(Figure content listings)
⟨

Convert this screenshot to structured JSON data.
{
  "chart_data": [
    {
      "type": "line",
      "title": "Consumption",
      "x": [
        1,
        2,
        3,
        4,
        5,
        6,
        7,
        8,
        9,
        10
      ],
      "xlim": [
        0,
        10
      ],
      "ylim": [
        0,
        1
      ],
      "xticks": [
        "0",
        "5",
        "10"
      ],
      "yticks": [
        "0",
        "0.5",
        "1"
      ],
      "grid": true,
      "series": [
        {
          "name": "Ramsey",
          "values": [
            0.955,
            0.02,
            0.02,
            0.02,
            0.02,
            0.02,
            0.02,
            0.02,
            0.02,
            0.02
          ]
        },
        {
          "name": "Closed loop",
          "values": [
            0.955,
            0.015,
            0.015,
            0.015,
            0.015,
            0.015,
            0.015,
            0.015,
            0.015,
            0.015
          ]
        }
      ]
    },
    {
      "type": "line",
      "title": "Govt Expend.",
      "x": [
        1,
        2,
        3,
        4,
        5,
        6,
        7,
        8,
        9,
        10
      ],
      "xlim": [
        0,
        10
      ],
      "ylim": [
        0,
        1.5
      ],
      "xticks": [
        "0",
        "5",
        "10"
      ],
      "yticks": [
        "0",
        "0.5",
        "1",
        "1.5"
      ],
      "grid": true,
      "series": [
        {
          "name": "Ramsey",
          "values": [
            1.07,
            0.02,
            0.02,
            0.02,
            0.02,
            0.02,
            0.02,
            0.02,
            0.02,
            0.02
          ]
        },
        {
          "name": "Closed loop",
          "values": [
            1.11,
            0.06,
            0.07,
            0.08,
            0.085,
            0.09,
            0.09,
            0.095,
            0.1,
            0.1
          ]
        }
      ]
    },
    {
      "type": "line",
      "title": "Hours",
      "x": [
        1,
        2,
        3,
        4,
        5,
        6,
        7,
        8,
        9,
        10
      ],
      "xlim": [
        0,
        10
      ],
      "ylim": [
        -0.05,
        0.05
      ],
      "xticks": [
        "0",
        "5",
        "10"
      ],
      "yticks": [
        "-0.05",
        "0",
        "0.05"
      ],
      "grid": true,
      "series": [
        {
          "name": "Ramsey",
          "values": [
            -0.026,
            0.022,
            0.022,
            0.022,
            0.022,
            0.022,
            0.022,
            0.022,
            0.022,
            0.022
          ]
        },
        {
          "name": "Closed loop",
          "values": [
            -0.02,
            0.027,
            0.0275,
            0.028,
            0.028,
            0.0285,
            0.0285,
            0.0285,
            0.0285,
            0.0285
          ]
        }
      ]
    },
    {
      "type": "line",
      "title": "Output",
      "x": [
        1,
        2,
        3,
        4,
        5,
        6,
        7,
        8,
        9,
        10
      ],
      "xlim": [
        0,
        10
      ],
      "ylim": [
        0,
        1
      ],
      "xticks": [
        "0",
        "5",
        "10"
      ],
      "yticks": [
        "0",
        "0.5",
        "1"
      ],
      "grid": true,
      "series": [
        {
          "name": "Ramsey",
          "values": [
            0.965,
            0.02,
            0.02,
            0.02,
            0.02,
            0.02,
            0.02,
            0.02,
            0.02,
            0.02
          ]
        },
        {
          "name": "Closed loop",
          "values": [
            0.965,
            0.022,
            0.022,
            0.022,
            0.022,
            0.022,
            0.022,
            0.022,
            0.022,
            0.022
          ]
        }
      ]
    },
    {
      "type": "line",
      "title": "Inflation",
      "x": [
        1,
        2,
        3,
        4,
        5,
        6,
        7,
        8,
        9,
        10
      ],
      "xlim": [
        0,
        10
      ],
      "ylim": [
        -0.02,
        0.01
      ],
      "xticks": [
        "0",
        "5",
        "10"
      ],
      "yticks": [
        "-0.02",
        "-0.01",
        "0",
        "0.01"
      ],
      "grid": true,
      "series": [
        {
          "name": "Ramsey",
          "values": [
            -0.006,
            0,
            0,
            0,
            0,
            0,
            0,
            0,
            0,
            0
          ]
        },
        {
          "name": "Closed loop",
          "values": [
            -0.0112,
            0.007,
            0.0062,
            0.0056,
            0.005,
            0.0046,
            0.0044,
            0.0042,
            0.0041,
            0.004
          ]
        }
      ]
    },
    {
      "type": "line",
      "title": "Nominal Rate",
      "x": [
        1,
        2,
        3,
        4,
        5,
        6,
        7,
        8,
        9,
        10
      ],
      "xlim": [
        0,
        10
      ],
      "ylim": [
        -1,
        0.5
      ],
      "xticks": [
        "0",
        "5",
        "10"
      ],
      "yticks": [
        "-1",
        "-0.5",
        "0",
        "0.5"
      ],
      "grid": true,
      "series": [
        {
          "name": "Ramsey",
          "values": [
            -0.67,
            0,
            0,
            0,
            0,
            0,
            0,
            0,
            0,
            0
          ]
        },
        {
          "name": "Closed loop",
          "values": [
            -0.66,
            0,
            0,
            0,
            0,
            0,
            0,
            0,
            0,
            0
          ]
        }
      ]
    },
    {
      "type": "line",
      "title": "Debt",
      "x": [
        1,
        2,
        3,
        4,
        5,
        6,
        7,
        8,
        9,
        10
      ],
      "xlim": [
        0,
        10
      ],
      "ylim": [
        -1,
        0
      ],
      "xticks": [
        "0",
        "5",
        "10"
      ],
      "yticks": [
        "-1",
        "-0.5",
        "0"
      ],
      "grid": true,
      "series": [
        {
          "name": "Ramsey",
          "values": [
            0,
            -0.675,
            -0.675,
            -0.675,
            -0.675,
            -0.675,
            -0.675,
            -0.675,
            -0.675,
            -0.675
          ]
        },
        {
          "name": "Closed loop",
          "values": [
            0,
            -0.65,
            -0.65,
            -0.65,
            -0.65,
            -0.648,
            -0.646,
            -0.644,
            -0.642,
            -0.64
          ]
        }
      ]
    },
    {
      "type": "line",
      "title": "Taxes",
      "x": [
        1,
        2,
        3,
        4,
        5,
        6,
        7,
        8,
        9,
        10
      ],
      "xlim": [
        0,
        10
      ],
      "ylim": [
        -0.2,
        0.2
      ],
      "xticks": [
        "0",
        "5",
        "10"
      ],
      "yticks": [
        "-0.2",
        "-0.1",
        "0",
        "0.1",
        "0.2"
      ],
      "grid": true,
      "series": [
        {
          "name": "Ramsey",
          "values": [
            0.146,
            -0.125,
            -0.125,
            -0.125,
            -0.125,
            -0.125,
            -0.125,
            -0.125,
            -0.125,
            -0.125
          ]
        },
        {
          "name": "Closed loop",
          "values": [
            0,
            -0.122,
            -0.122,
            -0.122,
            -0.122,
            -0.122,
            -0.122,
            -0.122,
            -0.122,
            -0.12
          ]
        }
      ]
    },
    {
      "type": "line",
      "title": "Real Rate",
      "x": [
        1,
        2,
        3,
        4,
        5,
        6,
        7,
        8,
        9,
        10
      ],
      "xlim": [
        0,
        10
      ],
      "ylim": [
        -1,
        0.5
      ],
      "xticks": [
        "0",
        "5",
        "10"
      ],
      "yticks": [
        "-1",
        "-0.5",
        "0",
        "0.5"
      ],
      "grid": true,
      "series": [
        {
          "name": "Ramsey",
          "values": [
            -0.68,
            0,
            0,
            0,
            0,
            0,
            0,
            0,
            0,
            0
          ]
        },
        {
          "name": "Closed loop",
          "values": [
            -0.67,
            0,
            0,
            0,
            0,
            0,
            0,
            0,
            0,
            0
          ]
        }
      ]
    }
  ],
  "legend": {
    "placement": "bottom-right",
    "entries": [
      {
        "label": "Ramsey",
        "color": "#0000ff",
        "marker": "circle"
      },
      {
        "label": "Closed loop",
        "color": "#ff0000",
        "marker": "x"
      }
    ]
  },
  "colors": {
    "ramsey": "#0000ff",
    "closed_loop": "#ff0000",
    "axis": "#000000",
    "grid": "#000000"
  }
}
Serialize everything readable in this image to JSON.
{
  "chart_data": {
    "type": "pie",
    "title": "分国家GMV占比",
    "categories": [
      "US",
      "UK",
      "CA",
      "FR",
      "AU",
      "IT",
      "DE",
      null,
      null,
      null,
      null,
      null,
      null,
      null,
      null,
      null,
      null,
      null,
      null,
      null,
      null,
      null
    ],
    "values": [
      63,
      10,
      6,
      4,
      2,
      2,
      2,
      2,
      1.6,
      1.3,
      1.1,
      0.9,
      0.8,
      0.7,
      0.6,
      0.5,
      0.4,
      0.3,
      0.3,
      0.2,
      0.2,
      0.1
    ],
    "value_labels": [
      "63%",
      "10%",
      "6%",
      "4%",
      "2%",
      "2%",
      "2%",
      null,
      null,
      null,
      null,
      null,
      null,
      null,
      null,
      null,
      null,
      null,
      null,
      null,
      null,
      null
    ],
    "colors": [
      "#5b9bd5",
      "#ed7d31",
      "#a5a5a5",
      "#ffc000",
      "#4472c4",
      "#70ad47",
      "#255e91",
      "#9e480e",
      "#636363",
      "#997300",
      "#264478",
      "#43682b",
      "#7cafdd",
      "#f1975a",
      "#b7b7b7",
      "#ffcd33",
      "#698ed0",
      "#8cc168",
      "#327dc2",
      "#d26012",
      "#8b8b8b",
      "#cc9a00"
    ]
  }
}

⟩

## WHAT IS NEEDED
Pull out every line of the records above that contains the word "title".

## SOLUTION BELOW
      "title": "Consumption",
      "title": "Govt Expend.",
      "title": "Hours",
      "title": "Output",
      "title": "Inflation",
      "title": "Nominal Rate",
      "title": "Debt",
      "title": "Taxes",
      "title": "Real Rate",
    "title": "分国家GMV占比",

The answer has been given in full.